→ GOAL OF THE EXERCISE: Copy each line in which the string "subtitle" occurs.
________________
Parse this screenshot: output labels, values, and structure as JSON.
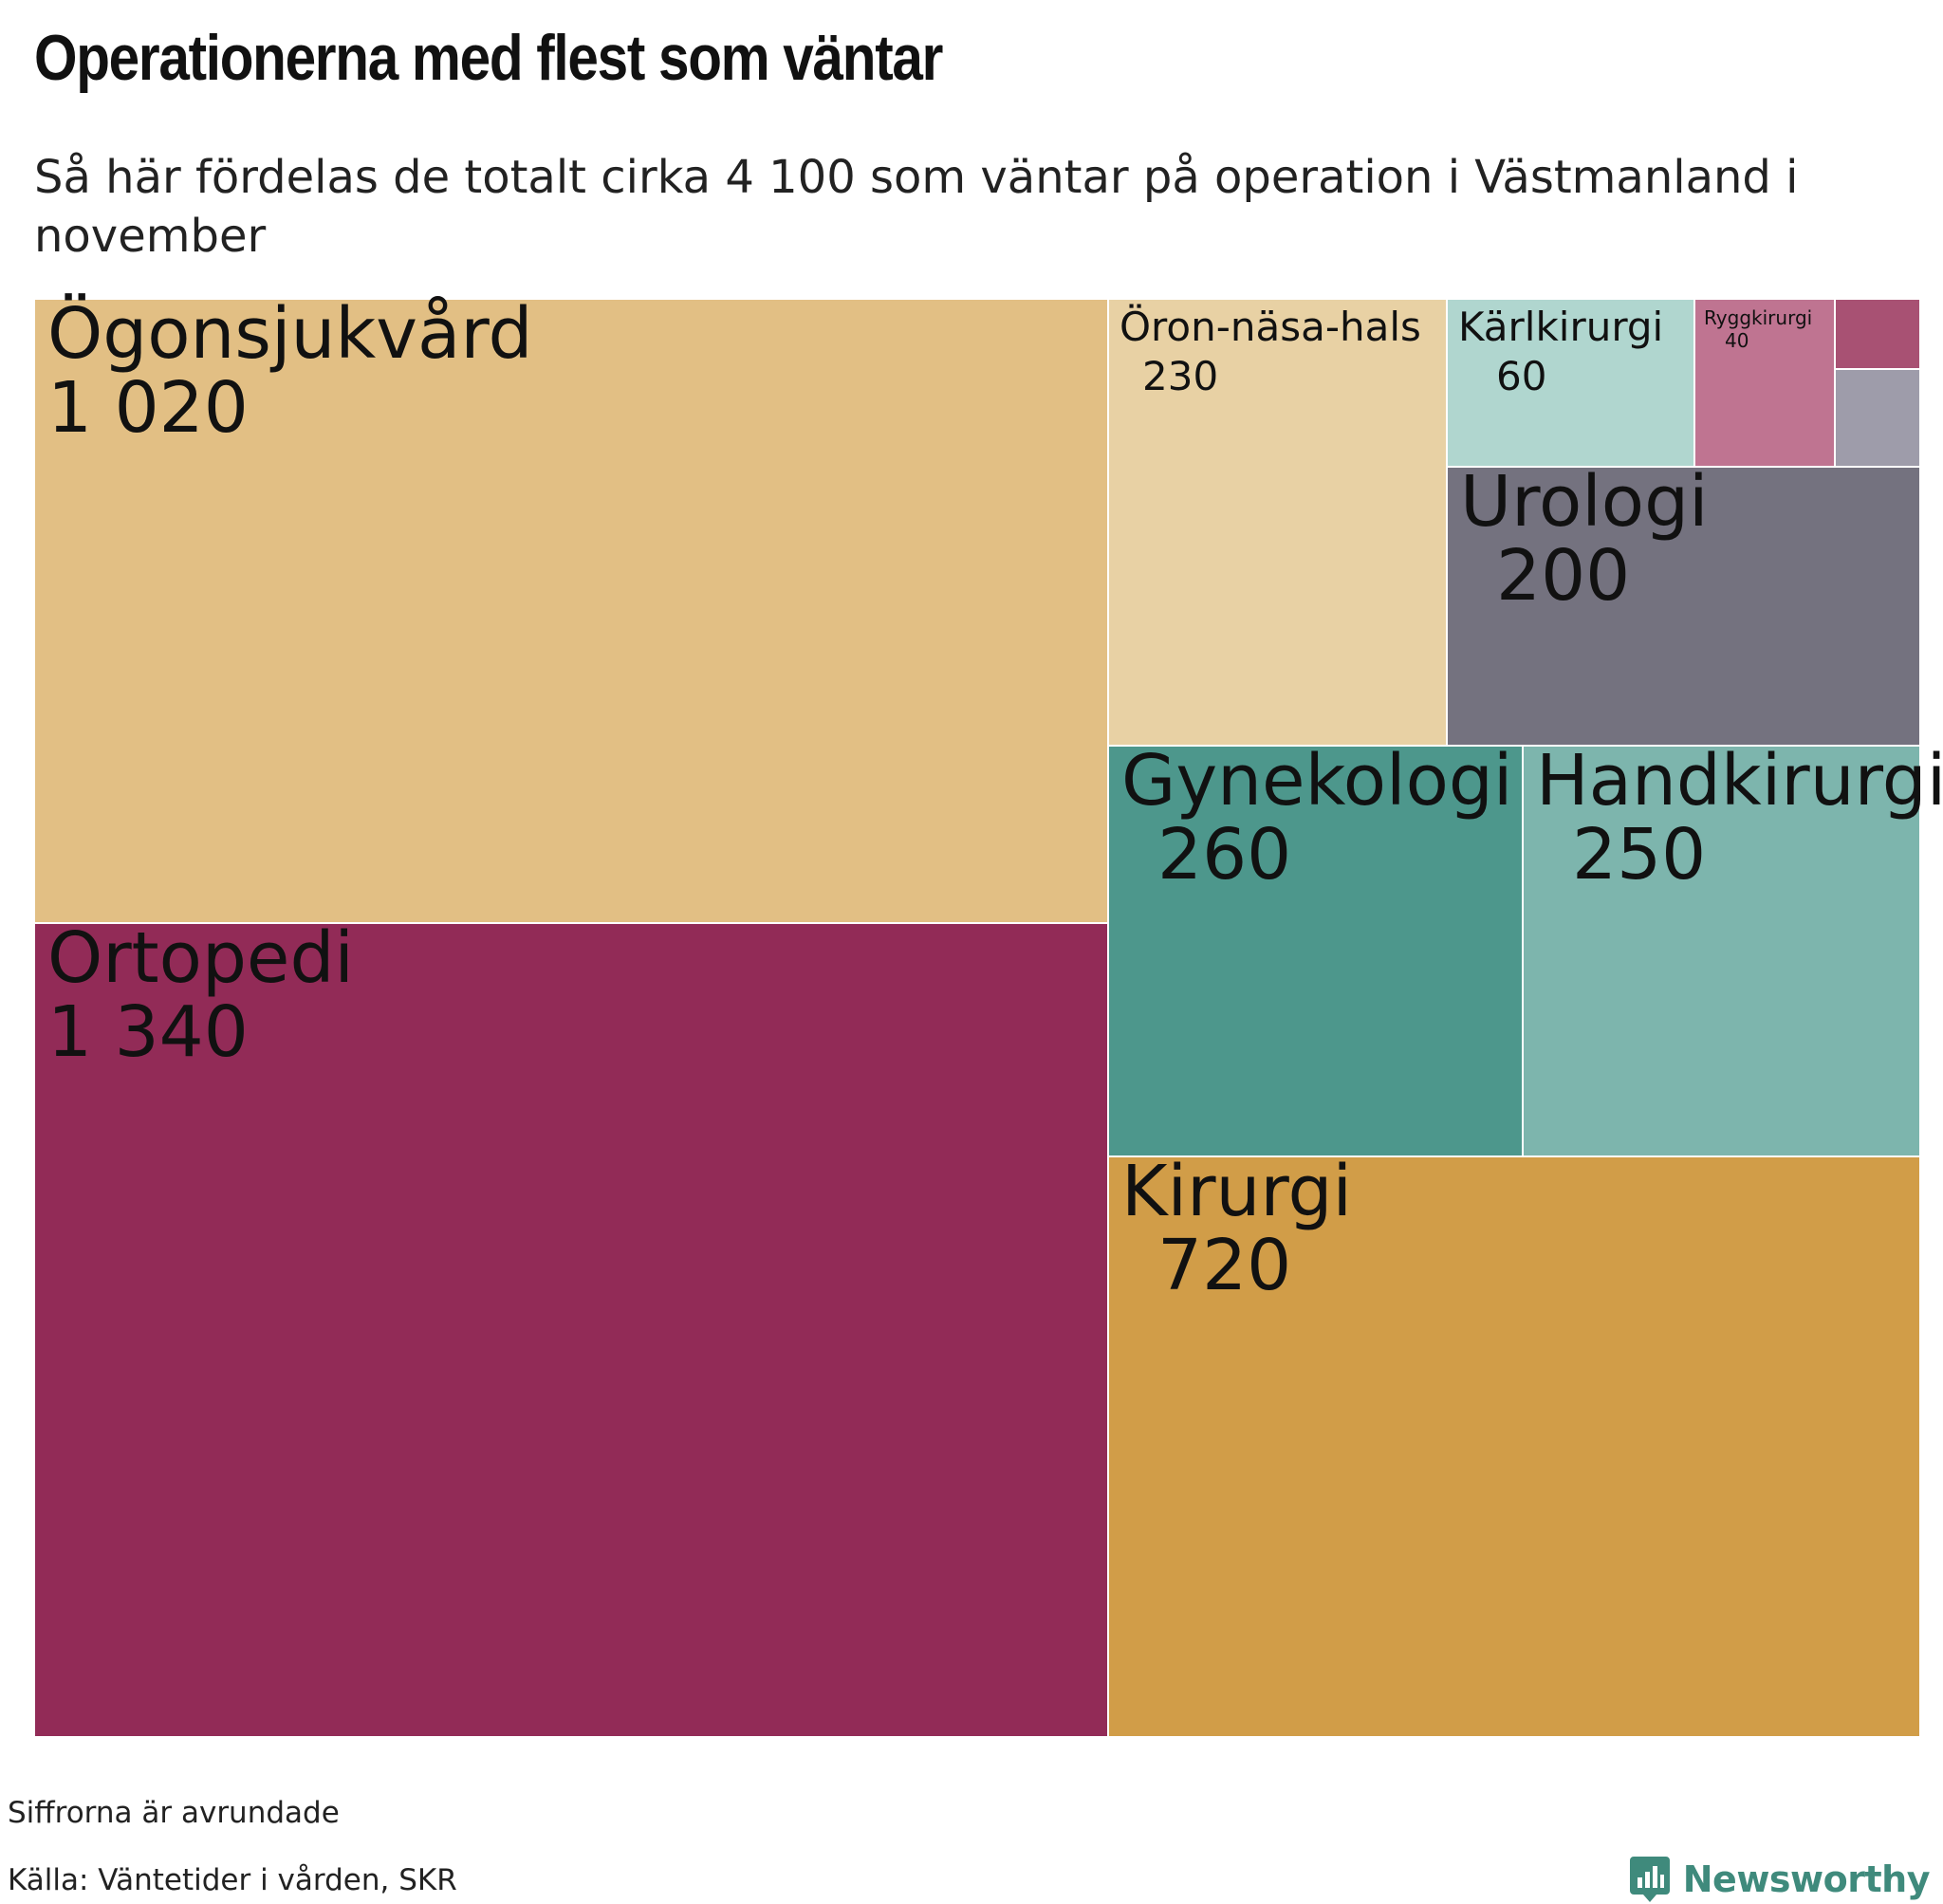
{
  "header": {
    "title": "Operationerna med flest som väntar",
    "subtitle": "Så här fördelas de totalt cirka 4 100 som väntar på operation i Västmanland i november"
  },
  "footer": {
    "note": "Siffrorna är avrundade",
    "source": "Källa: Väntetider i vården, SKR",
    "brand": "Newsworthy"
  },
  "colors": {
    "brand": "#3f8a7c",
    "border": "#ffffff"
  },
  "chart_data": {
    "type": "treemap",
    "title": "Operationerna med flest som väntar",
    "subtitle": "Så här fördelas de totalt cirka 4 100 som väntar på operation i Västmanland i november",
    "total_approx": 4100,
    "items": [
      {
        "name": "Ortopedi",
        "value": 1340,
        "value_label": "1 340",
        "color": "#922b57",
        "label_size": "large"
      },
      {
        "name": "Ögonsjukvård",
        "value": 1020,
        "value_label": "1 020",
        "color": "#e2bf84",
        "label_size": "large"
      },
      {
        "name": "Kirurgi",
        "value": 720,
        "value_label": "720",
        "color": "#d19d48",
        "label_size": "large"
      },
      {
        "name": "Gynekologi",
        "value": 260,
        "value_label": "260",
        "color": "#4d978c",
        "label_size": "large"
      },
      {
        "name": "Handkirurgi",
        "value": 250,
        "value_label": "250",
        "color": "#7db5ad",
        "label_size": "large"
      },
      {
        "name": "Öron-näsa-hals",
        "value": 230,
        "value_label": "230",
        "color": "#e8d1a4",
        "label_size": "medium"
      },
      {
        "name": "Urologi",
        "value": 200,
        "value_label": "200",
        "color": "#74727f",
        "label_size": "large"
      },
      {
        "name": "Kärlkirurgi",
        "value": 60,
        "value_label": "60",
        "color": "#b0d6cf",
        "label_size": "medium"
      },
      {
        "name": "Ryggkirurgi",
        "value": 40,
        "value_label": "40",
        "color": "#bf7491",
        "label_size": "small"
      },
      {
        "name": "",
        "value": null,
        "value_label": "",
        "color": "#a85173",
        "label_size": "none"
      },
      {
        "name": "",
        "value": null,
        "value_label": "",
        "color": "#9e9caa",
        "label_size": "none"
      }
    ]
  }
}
________________
→ TASK ANSWER:
    "subtitle": "Så här fördelas de totalt cirka 4 100 som väntar på operation i Västmanland i november"
    "subtitle": "Så här fördelas de totalt cirka 4 100 som väntar på operation i Västmanland i november",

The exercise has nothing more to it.